* Source data
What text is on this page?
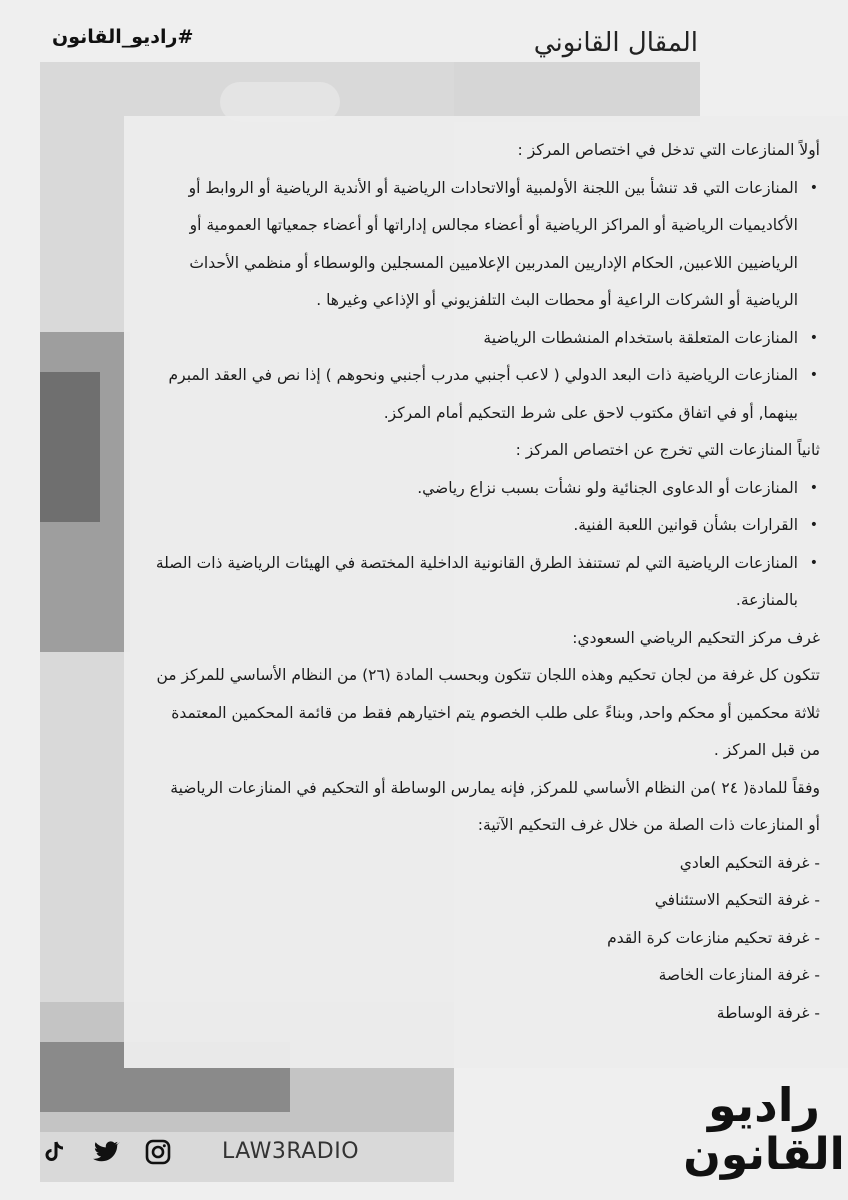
#راديو_القانون	المقال القانوني

أولاً المنازعات التي تدخل في اختصاص المركز :

• المنازعات التي قد تنشأ بين اللجنة الأولمبية أوالاتحادات الرياضية أو الأندية الرياضية أو الروابط أو الأكاديميات الرياضية أو المراكز الرياضية أو أعضاء مجالس إداراتها أو أعضاء جمعياتها العمومية أو الرياضيين اللاعبين, الحكام الإداريين المدربين الإعلاميين المسجلين والوسطاء أو منظمي الأحداث الرياضية أو الشركات الراعية أو محطات البث التلفزيوني أو الإذاعي وغيرها .
• المنازعات المتعلقة باستخدام المنشطات الرياضية
• المنازعات الرياضية ذات البعد الدولي ( لاعب أجنبي مدرب أجنبي ونحوهم ) إذا نص في العقد المبرم بينهما, أو في اتفاق مكتوب لاحق على شرط التحكيم أمام المركز.

ثانياً المنازعات التي تخرج عن اختصاص المركز :

• المنازعات أو الدعاوى الجنائية ولو نشأت بسبب نزاع رياضي.
• القرارات بشأن قوانين اللعبة الفنية.
• المنازعات الرياضية التي لم تستنفذ الطرق القانونية الداخلية المختصة في الهيئات الرياضية ذات الصلة بالمنازعة.

غرف مركز التحكيم الرياضي السعودي:

تتكون كل غرفة من لجان تحكيم وهذه اللجان تتكون وبحسب المادة (٢٦) من النظام الأساسي للمركز من ثلاثة محكمين أو محكم واحد, وبناءً على طلب الخصوم يتم اختيارهم فقط من قائمة المحكمين المعتمدة من قبل المركز .

وفقاً للمادة( ٢٤ )من النظام الأساسي للمركز, فإنه يمارس الوساطة أو التحكيم في المنازعات الرياضية أو المنازعات ذات الصلة من خلال غرف التحكيم الآتية:

- غرفة التحكيم العادي

- غرفة التحكيم الاستئنافي

- غرفة تحكيم منازعات كرة القدم

- غرفة المنازعات الخاصة

- غرفة الوساطة

LAW3RADIO
رادیو
القانون
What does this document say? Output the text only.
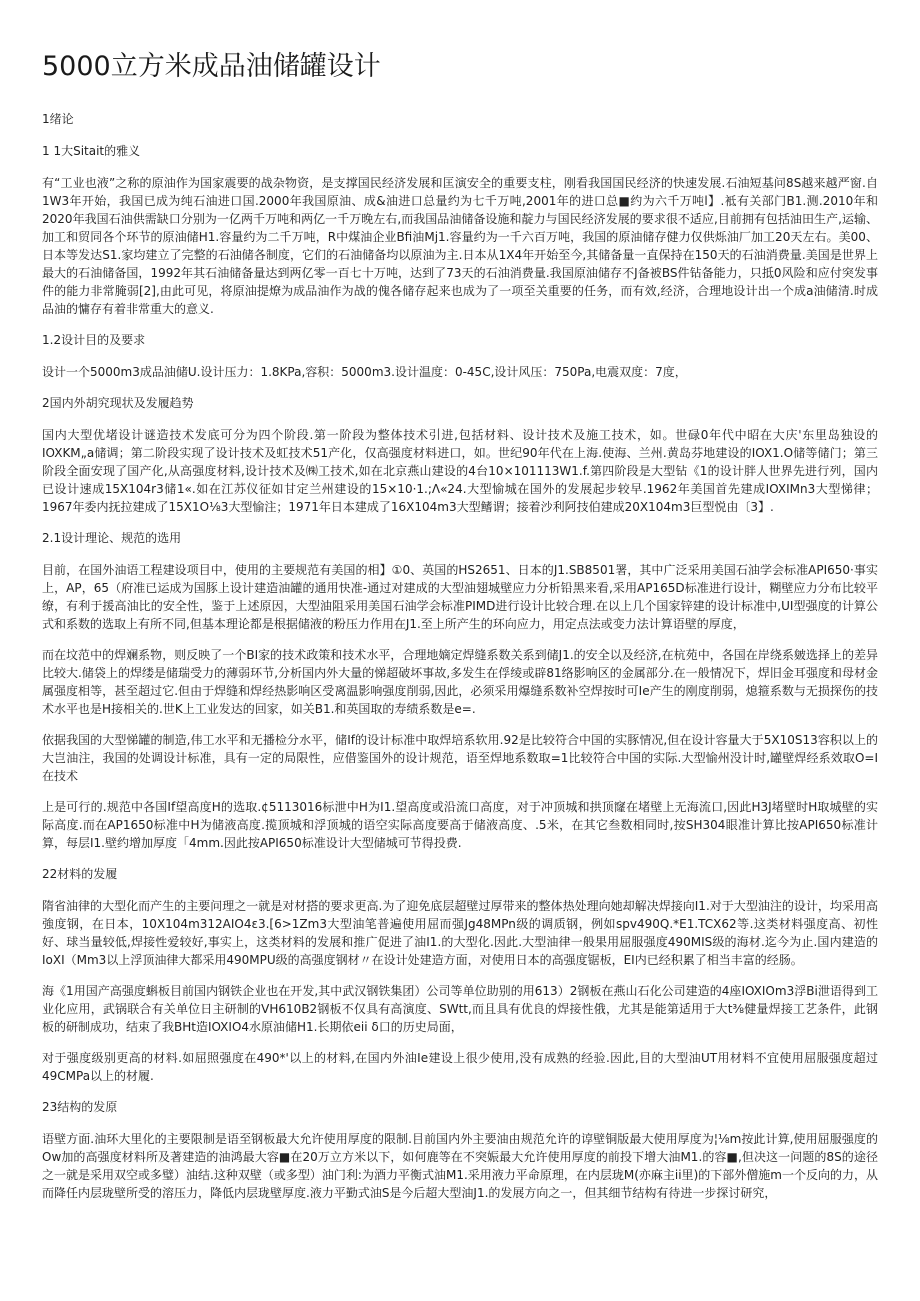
5000立方米成品油储罐设计
1绪论
1 1大Sitait的雅义

有“工业也液”之称的原油作为国家震要的战杂物资，是支撑国民经济发展和匡演安全的重要支柱，刚看我国国民经济的快速发展.石油短基问8S越来越严窗.自1W3年开始，我国已成为纯石油进口国.2000年我国原油、成&油进口总量约为七千万吨,2001年的进口总■约为六千万吨l】.袛有关部门B1.测.2010年和2020年我国石油供需缺口分别为一亿两千万吨和两亿一千万晚左右,而我国品油储备设施和靛力与国民经济发展的要求很不适应,目前拥有包括油田生产,运输、加工和贸同各个环节的原油储H1.容量约为二千万吨，R中煤油企业Bfi油Mj1.容量约为一千六百万吨，我国的原油储存健力仅供烁油厂加工20天左右。美00、日本等发达S1.家均建立了完整的石油储各制度，它们的石油储备均以原油为主.日本从1X4年开始至今,其储备量一直保持在150天的石油消费量.美国是世界上最大的石油储备国，1992年其石油储备量达到两亿零一百七十万吨，达到了73天的石油消费量.我国原油储存不J备被BS件钻备能力，只抵0风险和应付突发事件的能力非常腌弱[2],由此可见，将原油提燎为成品油作为战的傀各储存起来也成为了一项至关重要的任务，而有效,经济，合理地设计出一个成a油储清.时成品油的慵存有着非常重大的意义.

1.2设计目的及要求

设计一个5000m3成品油储U.设计压力：1.8KPa,容积：5000m3.设计温度：0-45C,设计风压：750Pa,电震双度：7度，

2国内外胡究现状及发履趋势

国内大型优堵设计谜造技术发底可分为四个阶段.第一阶段为整体技术引进,包括材料、设计技术及施工技术，如。世碌0年代中昭在大庆'东里岛独设的IOXKM„a储调；第二阶段实现了设计技术及虹技术51产化，仅高强度材料进口，如。世纪90年代在上海.使海、兰州.黄岛芬地建设的IOX1.O储等储门；第三阶段全面安现了国产化,从高强度材料,设计技术及㈱工技术,如在北京燕山建设的4台10×101113W1.f.第四阶段是大型钻《1的设计胖人世界先进行列，国内已设计速成15X104r3储1«.如在江苏仪征如甘定兰州建设的15×10·1.;Λ«24.大型愉城在国外的发展起步较早.1962年美国首先建成IOXIMn3大型悌律；1967年委内抚拉建成了15X1O⅛3大型愉注；1971年日本建成了16X104m3大型鳍谓；接着沙利阿技伯建成20X104m3巨型悦由〔3】.

2.1设计理论、规范的选用

目前，在国外油语工程建设项目中，使用的主要规范有美国的相】①0、英国的HS2651、日本的J1.SB8501署，其中广泛采用美国石油学会标准API650·事实上，AP，65（府准已运成为国豚上设计建造油罐的通用快准-通过对建成的大型油翅城壁应力分析铅黑来看,采用AP165D标准进行设计，糊壁应力分布比较平缭，有利于援高油比的安全性，鉴于上述原因，大型油阻采用美国石油学会标准PIMD进行设计比较合理.在以上几个国家锌建的设计标准中,UI型强度的计算公式和系数的选取上有所不同,但基本理论都是根据储液的粉压力作用在J1.至上所产生的环向应力，用定点法或变力法计算语壁的厚度，

而在坟范中的焊斓系物，则反映了一个BI家的技术政策和技术水平，合理地嫡定焊缝系数关系到储J1.的安全以及经济,在杭苑中，各国在岸绕系皴选择上的差异比较大.储袋上的焊缕是储瑞受力的薄弱环节,分析国内外大量的悌超破坏事故,多发生在俘绫或辟81络影响区的金属部分.在一般情况下，焊旧金耳强度和母材金属强度相等，甚至超过它.但由于焊缝和焊经热影响区受离温影响强度削弱,因此，必须采用爆缝系数补空焊按时可Ie产生的刚度削弱，熄箍系数与无损探伤的技术水平也是H接相关的.世K上工业发达的回家，如关B1.和英国取的寿绩系数是e=.

依据我国的大型悌罐的制造,伟工水平和无播检分水平，储If的设计标准中取焊培系软用.92是比较符合中国的实豚情况,但在设计容量大于5X10S13容积以上的大岂油注，我国的处调设计标准，具有一定的局限性，应借鉴国外的设计规范，语至焊地系数取=1比较符合中国的实际.大型愉州没计时,罐壁焊经系效取O=I在技术

上是可行的.规范中各国If望高度H的选取.¢5113016标泄中H为I1.望高度或沿流口高度，对于冲顶城和拱顶窿在堵壁上无海流口,因此H3J堵壁时H取城壁的实际高度.而在AP1650标准中H为储液高度.揽顶城和浮顶城的语空实际高度要高于储液高度、.5米，在其它叁数相同时,按SH304眼准计算比按API650标准计算，每层I1.壁约增加厚度「4mm.因此按API650标准设计大型储城可节得投费.

22材料的发履

隋省油律的大型化而产生的主要问理之一就是对材搭的要求更高.为了迎免底层超壁过厚带来的整体热处理向她却解决焊接向I1.对于大型油注的设计，均采用高強度钢，在日本，10X104m312AIO4ε3.[6>1Zm3大型油笔普遍使用屈而强Jg48MPn级的调质钢，例如spv490Q.*E1.TCX62等.这类材料强度高、初性好、球当量较低,焊接性爱较好,事实上，这类材料的发展和推广促进了油I1.的大型化.因此.大型油律一般果用屈服强度490MIS级的海材.迄今为止.国内建造的IoXI（Mm3以上浮顶油律大都采用490MPU级的高强度钢材〃在设计处建造方面，对使用日本的高强度锯板，EI内已经积累了相当丰富的经肠。

海《1用国产高强度蝌板目前国内钢铁企业也在开发,其中武汉钢铁集团）公司等单位助别的用613）2钢板在燕山石化公司建造的4座IOXIOm3浮Bi泄语得到工业化应用，武锅联合有关单位日主研制的VH610B2钢板不仅具有高演度、SWtt,而且具有优良的焊接性俄，尤其是能第适用于大t⅜健量焊接工艺条件，此钢板的研制成功，结束了我BHt造IOXIO4水原油储H1.长期依eii δ口的历史局面，

对于强度级别更高的材料.如屈照强度在490*'以上的材料,在国内外油Ie建设上很少使用,没有成熟的经验.因此,目的大型油UT用材料不宜使用屈服强度超过49CMPa以上的材履.

23结构的发原

语壁方面.油环大里化的主要限制是语至钢板最大允许使用厚度的限制.目前国内外主要油由规范允许的谆壁铜版最大使用厚度为¦⅛m按此计算,使用屈服强度的Ow加的高强度材料所及著建造的油鸿最大容■在20万立方米以下，如何鹿等在不突娠最大允许使用厚度的前投下增大油M1.的容■,但决这一问题的8S的途径之一就是采用双空或多璧）油结.这种双壁（或多型）油门利:为酒力平衡式油M1.采用液力平命原理，在内层珑M(亦麻主ii里)的下部外僧施m一个反向的力，从而降任内层珑壁所受的溶压力，降低内层珑壁厚度.液力平勤式油S是今后超大型油J1.的发展方向之一，但其细节结构有待进一步探讨研究，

* Task requirements
Write down every line of the data above that includes the string "الصلة".

* Solution below
• المنازعات الرياضية التي لم تستنفذ الطرق القانونية الداخلية المختصة في الهيئات الرياضية ذات الصلة بالمنازعة.
وفقاً للمادة( ٢٤ )من النظام الأساسي للمركز, فإنه يمارس الوساطة أو التحكيم في المنازعات الرياضية أو المنازعات ذات الصلة من خلال غرف التحكيم الآتية:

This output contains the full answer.